**Passage to read:**
--
Steve M (San Francisco, CA)
When my grandfather retired (at 55, if you can imagine), his coworkers gave him a Rolex Explorer II. He promptly threw it into a drawer, explaining to me years later that, since he was retired, he didn't need nor want to know what time it was anymore. If only he'd worn it for the next 30 years and beat it up instead, I'd be rich.
Woof (NY)
For most of the super rich, it is just another form of investment. Just as in buying Strads. The next group are those who like to advertise status. Putin, e.g. has a faible for expensive watches, as do some of former US presidents, after they became multi-millionaires after leaving office. Clinton, Obama, e.g. And finally there are the true collectors. As those who bought Strads for their sounds and to play, not money value , they are a shrinking part of the market.
Marge Keller (Midwest)
Every so often my husband will pick up a bargain at a "junk shop" (a term we fondly refer to when frequenting any antique store) and that is an old watch from the Civil War era or even the early 1900s. Believe it or not, they are not very expensive and actually work. Why he buys them and treasures them is because he can actually feel a piece of history in his hands. That's the priceless reward of owning one of those time pieces. It's not the fancy name or numerous jewels in the back of the watch that he craves, but knowing someone from a very long time ago had that same watch in his pocket and used it every single day of his life. Pretty darn cool - on so many levels.
Sabrina (CO)
@Marge Keller Few things are cooler than a watch with history! My husband and I own a watch repair business. He's had a few neat ones come in, but one that was really cool was sent in by a Vietnam veteran. His Seiko had a giant ding on the case from a piece of shrapnel that hit him. I think stuff like that really adds to the value of the watch. Maybe not monetary, but it's really awesome.
B. (Brooklyn)
My mother took Dad's retirement gift, a Bulova watch, to be repaired at Bulova. They took the original gears out and substituted a pedestrian, modern action. That's why I'm afraid to get his 1948 Omega repaired. It winds itself when you use your hands. Its ticking is way older than I am and was one of the first sounds I ever liked.
Marge Keller (Midwest)
@Sabrina I love reading stories like the one you shared Sabrina. What a cool business - watch repair. I can imagine the stories you here. Thank you so much for sharing this wonderful story.
B. (USA)
It's been interesting to watch Ben Clymer take the watch collecting game upmarket, making it popular among new participants with deep pockets. I think without his efforts there would still be a mini-bubble, but nothing like we're seeing today.
Mara (Michigan)
--
**Required work:**
1. Decide whether each statement below agrees with the watch comments. Answer yes or no, and quote the exact words from the watch comments that decide it. (a) The grandfather wore his Rolex Explorer II for the following thirty years. (b) The Seiko sent in by a Vietnam veteran had a ding on its case caused by shrapnel. (c) Bulova kept the original gears when it repaired the father's retirement watch.
2. Translate this sentence from the watch comments into Spanish: "Its ticking is way older than I am and was one of the first sounds I ever liked."
3. Carry the watch comments forward from the point where they stop.

**Supplied data:**
--
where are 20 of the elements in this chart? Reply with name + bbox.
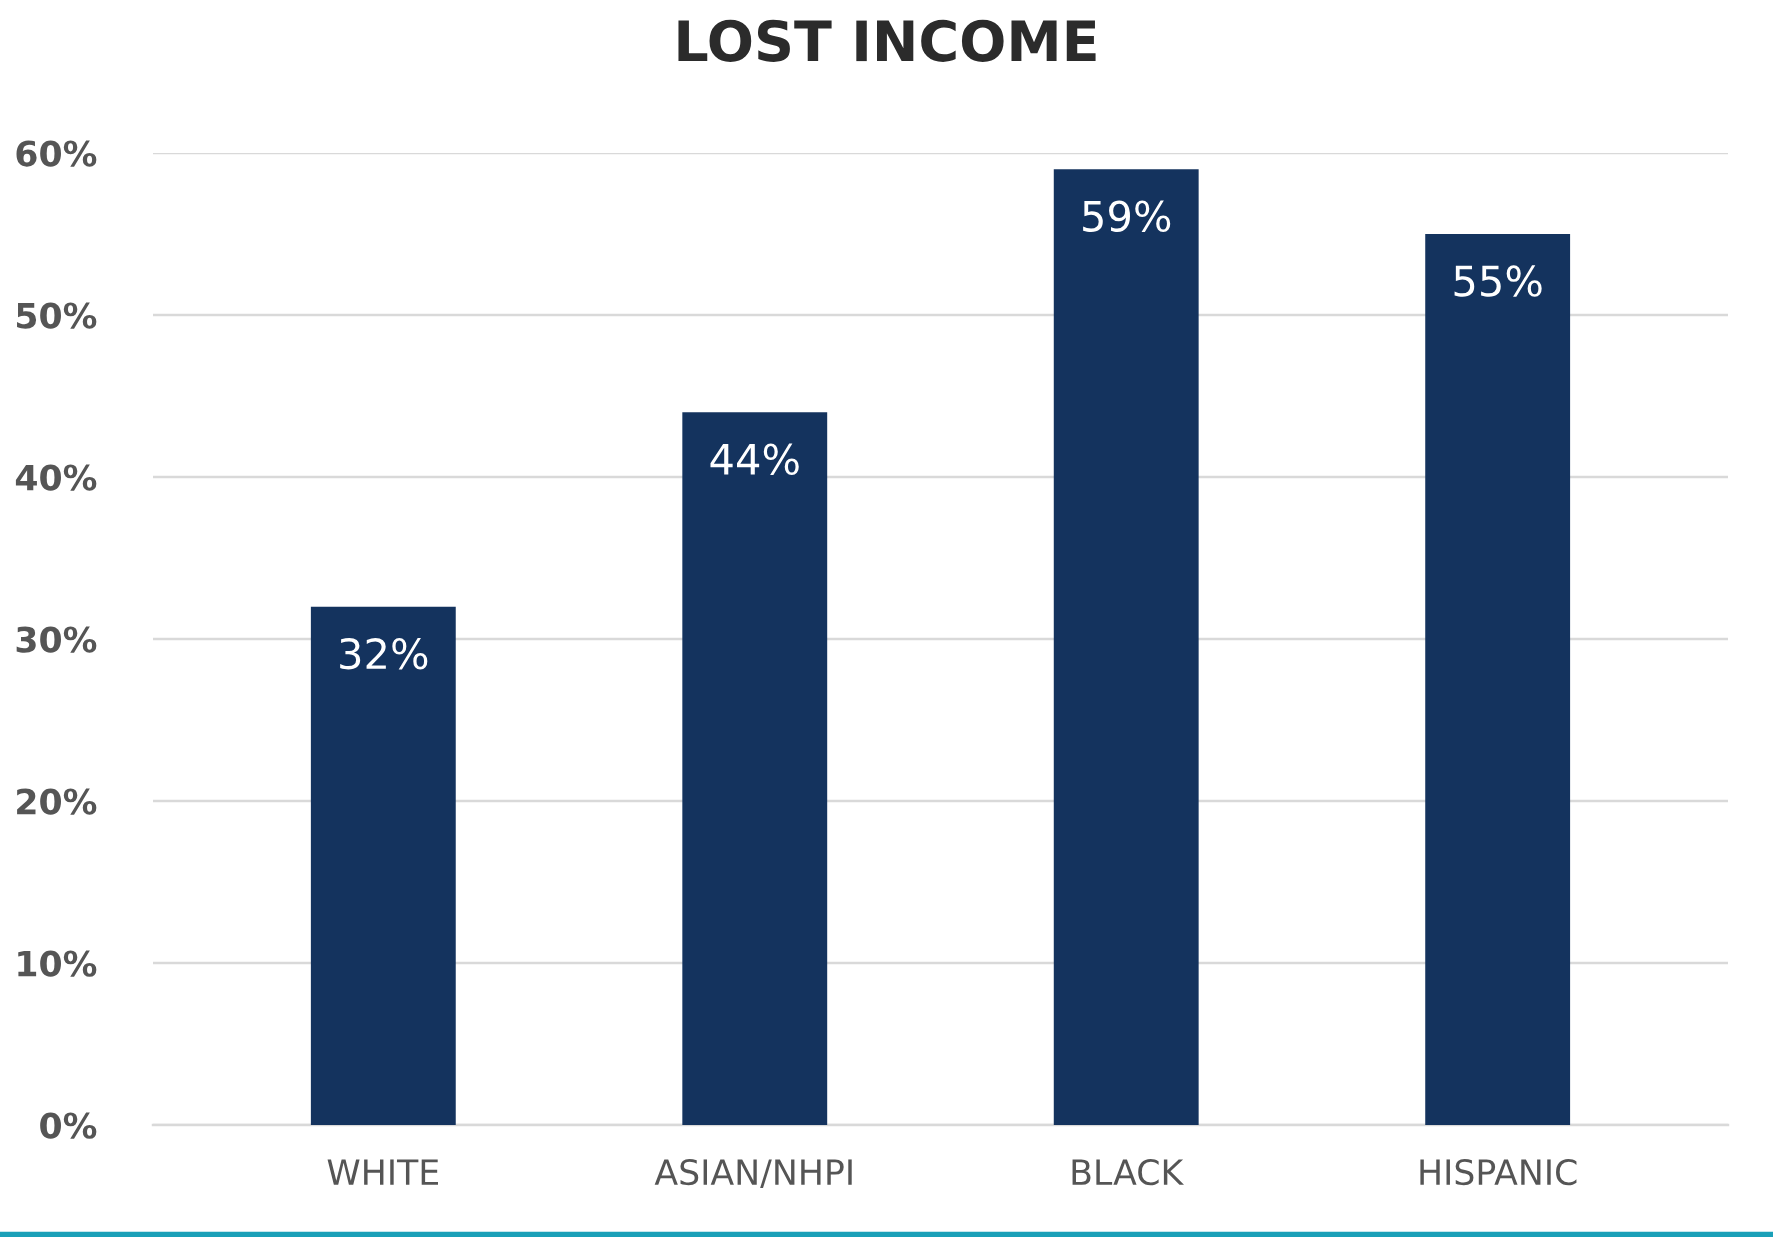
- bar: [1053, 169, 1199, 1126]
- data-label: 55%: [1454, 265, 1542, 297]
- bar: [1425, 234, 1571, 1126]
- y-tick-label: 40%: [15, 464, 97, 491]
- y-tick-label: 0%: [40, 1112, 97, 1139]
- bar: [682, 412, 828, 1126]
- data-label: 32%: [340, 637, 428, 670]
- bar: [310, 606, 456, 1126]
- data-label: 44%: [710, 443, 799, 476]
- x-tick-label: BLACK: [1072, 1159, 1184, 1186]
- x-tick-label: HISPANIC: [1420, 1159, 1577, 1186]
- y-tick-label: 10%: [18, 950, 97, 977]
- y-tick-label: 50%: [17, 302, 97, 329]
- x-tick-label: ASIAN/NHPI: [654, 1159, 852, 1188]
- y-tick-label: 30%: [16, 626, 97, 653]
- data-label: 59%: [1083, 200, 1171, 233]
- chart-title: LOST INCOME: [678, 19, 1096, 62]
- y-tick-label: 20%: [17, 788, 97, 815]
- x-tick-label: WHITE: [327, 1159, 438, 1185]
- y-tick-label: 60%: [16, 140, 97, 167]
--
**Results for the exercise:**
1.
(a) No: "He promptly threw it into a drawer"
(b) Yes: "His Seiko had a giant ding on the case from a piece of shrapnel that hit him."
(c) No: "They took the original gears out and substituted a pedestrian, modern action."

2. Su tictac es mucho más antiguo que yo y fue uno de los primeros sonidos que me gustaron.

3.
Everyone pays what art is worth to them. I love my hand wind Cartier American tank, it is gorgeous, but more importantly, it makes me happy every day, I have had it for many years, and remember the day I aquired it. Beauty has a real value in our world of ugly and unkind rhetoric and actions. Manufacturing or preserving special artifacts has an important cultural value....as a society we need to value the good instead of embracing the ugly. Please, please let’s concentrate and embrace good stuff and avoid evil. Watches, cheap or expensive, important or not don’t hurt our country: hatred does.
Nathan (New Paltz, NY)
@Mara it is funny, my father rants about my watches and how his 30 yr old quartz keep better time, blah, blah, blah...I just reply: I look at the time many many many times a day and I want to see something pretty; something artistic and smile when I think about this thing with a hell of a lot of parts on my wrist as a minor marvel. The saddest part of my father's lament is his inability to appreciate art in any form.
Marat1784 (CT)
Something like this happened in the car collecting world some time ago. All of a sudden, new people appeared and prices went crazy. These new people were not even ‘car people’ just as the new buyers of watches have no experience playing with the innards. Cars that were made in very large quantities, with many surviving, suddenly became big ticket items. Now the car collecting hobby and market has a few underlying characteristics, such as a big bulge at about 20-30 years when (middle aged men again) want the wheels they coveted as teenagers, but another interesting factor appeared. To wit: Drug profits and ill-gotten gains. Dirty cash could be turned into a legitimate object, which is not unusual, but also big appraisals could liberate movement of much larger money, through sales and swaps. And the IRS could never catch on. And in places like Connecticut, where I live, the State tax people could only appraise a collector vehicle for a maximum of $500. I appreciate this, being able to own modest cars without huge taxes, but there are untaxed multi-million dollar collections all over the place. Similar things happen in the art market, but I don’t know much about that, other than the seeming nuttiness. All you need is adjustable value, marketing and a supply of wealthy poseur dupes. Have fun!
Marge Keller (Midwest)
While I can cognitively appreciate the "holy-grail Paul Newman-model Rolex Daytona from the 1960s" and any Patek Philippe watch (they are all so beautiful and elegent), what is priceless on my wrist is my mother's 1960 Timex - the watch that continues to take many a licking but keeps on ticking. To borrow Patek Philippe's advertising slogan, “I never actually own my mother's Timex. I am merely look after it for the next generation.”
bob s (boston)
I wear a Fauxlex most of the time; nobody has ever noticed that it isn't the real thing. On the other hand, when I dive, I wear a genuine Seiko dive watch that I bought for a Benjamin at Filene's Basement 30 years ago. It keeps perfect time, despite having been more than 100 feet under water on many occassions.
Sarah Conner (Seattle)
While the rich buy antique watches, an entire city in Southern Africa was destroyed by a typhoon, due to climate change. Just think of how that money could be better spent on good works to save the planet. But there’s no logic ...
P&L (Cap Ferrat)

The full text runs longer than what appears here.